Task directions: Report only how many lines hold the word "florets".
==================================================
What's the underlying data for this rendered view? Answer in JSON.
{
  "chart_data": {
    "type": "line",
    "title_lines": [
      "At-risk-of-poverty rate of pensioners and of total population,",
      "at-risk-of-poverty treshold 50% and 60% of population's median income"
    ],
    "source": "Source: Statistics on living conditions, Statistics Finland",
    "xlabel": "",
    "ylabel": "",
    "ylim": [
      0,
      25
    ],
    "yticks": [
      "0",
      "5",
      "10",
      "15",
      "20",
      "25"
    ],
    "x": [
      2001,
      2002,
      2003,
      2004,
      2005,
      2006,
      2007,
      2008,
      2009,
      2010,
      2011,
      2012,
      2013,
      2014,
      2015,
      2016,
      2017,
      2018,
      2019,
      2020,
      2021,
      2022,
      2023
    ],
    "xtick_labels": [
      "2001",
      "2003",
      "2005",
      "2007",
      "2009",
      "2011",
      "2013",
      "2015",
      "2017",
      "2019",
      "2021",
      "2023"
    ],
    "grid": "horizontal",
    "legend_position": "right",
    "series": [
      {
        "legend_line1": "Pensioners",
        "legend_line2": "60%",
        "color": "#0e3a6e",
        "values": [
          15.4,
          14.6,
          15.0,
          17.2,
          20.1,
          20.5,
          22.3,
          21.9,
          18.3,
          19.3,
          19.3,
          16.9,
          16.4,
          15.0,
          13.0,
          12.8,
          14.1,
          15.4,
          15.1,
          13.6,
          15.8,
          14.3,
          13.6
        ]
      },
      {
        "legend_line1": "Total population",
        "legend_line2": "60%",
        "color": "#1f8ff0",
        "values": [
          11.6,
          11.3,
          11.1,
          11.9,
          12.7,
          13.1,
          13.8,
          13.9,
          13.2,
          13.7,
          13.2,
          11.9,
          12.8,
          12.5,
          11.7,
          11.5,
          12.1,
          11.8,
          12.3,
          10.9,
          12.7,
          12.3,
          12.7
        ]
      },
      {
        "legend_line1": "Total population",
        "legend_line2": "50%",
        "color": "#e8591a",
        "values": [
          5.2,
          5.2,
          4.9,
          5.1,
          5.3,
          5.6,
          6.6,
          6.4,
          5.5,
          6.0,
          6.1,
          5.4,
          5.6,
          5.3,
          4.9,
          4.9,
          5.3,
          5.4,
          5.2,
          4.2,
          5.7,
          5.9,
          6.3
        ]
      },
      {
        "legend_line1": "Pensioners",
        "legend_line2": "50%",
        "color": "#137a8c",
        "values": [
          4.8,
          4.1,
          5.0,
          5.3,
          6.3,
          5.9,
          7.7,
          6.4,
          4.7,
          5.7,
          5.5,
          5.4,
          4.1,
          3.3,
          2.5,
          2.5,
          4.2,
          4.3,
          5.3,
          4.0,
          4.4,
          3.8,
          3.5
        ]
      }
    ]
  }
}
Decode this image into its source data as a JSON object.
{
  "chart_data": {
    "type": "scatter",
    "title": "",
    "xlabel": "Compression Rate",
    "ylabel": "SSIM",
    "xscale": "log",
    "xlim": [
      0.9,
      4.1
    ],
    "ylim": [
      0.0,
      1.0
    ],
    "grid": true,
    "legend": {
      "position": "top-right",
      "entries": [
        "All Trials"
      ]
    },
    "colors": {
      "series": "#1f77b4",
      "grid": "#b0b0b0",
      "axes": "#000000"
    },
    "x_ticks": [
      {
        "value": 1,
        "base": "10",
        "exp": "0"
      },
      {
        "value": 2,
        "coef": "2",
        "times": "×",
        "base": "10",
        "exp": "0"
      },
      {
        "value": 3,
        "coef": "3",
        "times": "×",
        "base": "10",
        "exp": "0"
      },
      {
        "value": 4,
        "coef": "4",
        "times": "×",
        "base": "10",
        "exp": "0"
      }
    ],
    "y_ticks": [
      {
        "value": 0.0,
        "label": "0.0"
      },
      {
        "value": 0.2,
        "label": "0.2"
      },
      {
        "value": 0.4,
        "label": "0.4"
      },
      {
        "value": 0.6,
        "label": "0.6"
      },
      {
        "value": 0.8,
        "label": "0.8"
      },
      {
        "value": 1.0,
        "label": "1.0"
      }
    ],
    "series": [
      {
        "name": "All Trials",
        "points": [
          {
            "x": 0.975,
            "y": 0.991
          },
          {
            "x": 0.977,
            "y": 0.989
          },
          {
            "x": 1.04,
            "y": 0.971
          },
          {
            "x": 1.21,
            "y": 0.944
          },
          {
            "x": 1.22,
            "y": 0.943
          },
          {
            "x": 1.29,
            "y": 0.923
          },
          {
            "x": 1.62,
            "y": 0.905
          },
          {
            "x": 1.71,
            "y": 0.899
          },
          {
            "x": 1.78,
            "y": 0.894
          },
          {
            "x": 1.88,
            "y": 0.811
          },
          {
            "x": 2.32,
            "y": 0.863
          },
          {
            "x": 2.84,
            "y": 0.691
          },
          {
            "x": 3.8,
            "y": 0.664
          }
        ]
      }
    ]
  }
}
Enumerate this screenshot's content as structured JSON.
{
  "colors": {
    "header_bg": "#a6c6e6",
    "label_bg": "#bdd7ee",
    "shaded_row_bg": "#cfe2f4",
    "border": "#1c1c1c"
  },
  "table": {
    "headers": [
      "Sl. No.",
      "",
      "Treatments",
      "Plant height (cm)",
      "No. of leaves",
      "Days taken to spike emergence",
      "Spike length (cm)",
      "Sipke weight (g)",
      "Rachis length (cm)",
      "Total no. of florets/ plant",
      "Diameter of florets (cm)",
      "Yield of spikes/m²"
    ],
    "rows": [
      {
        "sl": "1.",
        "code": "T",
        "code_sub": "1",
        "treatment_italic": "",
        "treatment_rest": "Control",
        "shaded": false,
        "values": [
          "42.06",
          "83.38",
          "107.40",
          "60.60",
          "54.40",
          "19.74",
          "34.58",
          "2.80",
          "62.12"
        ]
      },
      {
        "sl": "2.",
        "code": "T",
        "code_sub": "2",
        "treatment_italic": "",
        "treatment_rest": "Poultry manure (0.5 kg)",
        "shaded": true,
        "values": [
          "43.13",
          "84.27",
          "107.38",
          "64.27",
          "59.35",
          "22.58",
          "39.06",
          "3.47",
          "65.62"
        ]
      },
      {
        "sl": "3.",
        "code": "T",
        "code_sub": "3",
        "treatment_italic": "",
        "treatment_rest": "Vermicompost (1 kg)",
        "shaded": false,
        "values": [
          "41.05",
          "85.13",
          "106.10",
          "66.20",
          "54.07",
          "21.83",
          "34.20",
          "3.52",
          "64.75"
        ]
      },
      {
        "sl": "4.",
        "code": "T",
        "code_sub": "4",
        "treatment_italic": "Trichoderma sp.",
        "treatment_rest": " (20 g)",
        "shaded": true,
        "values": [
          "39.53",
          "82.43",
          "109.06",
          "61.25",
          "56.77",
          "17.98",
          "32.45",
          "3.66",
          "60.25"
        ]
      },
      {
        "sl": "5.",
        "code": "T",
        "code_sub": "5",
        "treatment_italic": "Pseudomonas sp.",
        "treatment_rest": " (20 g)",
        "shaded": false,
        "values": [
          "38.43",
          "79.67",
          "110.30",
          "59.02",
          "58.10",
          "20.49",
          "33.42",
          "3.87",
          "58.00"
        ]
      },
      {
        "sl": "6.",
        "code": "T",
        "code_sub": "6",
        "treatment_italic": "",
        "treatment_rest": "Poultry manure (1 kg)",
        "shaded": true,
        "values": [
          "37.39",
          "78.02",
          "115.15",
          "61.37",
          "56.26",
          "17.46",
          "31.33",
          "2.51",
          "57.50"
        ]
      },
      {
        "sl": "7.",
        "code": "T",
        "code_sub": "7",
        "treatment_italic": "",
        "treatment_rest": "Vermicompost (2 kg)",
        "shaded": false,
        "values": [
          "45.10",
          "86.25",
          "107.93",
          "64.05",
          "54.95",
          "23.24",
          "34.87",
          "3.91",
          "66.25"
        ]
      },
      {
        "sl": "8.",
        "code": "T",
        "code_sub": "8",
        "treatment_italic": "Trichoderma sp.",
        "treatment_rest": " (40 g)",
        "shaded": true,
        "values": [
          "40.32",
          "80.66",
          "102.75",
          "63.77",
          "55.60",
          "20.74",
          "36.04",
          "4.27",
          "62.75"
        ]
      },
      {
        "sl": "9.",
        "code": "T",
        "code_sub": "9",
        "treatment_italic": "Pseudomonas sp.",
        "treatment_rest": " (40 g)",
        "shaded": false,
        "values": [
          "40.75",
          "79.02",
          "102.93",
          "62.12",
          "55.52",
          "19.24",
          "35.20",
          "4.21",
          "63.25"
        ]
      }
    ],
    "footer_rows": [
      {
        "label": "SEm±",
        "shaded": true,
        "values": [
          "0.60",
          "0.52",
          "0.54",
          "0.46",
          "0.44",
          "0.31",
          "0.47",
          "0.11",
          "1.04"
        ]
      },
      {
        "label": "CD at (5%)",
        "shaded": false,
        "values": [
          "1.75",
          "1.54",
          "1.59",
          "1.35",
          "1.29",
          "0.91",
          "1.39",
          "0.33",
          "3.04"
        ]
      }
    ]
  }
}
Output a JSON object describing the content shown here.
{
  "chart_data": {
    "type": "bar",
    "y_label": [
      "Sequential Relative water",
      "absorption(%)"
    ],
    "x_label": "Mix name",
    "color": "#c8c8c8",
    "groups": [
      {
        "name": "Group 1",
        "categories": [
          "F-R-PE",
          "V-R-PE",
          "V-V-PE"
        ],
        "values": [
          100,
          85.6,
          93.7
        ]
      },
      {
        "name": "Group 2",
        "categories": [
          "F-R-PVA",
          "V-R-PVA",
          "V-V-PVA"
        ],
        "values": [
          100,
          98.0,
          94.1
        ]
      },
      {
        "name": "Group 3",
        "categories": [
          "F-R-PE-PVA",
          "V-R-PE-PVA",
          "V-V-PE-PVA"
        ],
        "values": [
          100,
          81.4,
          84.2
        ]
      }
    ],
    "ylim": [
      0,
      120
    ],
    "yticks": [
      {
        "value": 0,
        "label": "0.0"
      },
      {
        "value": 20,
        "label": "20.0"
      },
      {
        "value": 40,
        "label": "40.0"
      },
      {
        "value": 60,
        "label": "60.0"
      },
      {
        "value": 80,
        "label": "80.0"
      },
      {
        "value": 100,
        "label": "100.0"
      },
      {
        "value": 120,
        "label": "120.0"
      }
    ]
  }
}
==================================================
Exercise response: 2